■ WHAT IS BEING ASKED ■
Review the listing and copy each line that holds the word "tier".

■ DATASET RECORDS ■
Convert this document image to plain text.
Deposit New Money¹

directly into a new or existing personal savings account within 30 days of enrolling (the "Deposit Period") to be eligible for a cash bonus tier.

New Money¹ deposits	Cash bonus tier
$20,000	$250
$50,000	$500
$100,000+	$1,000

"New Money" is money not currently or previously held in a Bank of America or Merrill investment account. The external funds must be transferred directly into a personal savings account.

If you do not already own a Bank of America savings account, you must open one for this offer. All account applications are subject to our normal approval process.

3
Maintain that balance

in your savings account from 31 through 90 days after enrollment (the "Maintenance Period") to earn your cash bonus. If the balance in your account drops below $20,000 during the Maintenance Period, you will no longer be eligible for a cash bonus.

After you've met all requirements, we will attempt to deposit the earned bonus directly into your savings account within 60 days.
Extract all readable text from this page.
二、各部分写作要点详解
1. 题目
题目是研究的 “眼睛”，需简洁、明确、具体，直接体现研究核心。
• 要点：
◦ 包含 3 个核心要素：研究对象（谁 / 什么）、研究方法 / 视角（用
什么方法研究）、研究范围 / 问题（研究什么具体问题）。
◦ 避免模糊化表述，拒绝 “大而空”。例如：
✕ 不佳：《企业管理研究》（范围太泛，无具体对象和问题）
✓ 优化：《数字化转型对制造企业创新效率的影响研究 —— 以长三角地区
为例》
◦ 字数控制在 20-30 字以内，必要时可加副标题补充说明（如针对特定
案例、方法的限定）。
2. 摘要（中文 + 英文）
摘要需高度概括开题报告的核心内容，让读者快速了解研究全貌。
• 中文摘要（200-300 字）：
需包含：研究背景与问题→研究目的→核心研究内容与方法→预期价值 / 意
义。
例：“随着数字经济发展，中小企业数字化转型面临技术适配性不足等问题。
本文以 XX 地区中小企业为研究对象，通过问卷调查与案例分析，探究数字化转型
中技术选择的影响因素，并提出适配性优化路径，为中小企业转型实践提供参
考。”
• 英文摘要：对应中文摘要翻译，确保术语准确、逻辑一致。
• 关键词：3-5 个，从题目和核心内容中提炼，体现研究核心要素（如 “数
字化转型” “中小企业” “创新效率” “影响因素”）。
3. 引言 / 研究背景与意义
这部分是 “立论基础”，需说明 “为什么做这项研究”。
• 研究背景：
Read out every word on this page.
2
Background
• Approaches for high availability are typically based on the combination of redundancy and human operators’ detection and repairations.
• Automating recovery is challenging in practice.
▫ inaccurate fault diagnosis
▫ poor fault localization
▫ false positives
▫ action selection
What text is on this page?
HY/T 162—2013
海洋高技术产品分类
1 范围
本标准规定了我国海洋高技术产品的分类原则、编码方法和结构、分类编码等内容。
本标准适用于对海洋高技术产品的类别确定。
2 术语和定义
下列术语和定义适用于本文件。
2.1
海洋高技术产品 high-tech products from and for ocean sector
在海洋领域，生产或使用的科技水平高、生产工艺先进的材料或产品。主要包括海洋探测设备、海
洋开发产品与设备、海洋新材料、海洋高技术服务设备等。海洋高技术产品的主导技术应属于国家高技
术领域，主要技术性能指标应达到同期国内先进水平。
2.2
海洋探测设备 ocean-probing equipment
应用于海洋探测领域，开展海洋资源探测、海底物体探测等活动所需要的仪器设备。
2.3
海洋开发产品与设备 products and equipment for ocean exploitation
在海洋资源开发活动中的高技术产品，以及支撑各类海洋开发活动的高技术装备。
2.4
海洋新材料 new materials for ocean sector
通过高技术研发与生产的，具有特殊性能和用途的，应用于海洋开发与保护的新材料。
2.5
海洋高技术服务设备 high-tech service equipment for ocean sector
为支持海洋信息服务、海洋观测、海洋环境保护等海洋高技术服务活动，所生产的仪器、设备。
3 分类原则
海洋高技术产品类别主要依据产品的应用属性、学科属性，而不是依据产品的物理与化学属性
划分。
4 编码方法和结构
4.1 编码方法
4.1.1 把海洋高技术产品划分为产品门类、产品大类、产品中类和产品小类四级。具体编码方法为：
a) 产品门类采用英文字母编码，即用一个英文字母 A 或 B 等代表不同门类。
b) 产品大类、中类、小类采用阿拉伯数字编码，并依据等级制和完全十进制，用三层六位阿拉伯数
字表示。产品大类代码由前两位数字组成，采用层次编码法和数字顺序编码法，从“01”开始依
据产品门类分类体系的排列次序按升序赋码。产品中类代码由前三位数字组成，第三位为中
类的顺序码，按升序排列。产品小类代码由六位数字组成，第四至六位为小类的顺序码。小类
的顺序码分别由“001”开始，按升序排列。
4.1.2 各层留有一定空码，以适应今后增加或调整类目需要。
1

■ FULL RESPONSE ■
directly into a new or existing personal savings account within 30 days of enrolling (the "Deposit Period") to be eligible for a cash bonus tier.
New Money¹ deposits	Cash bonus tier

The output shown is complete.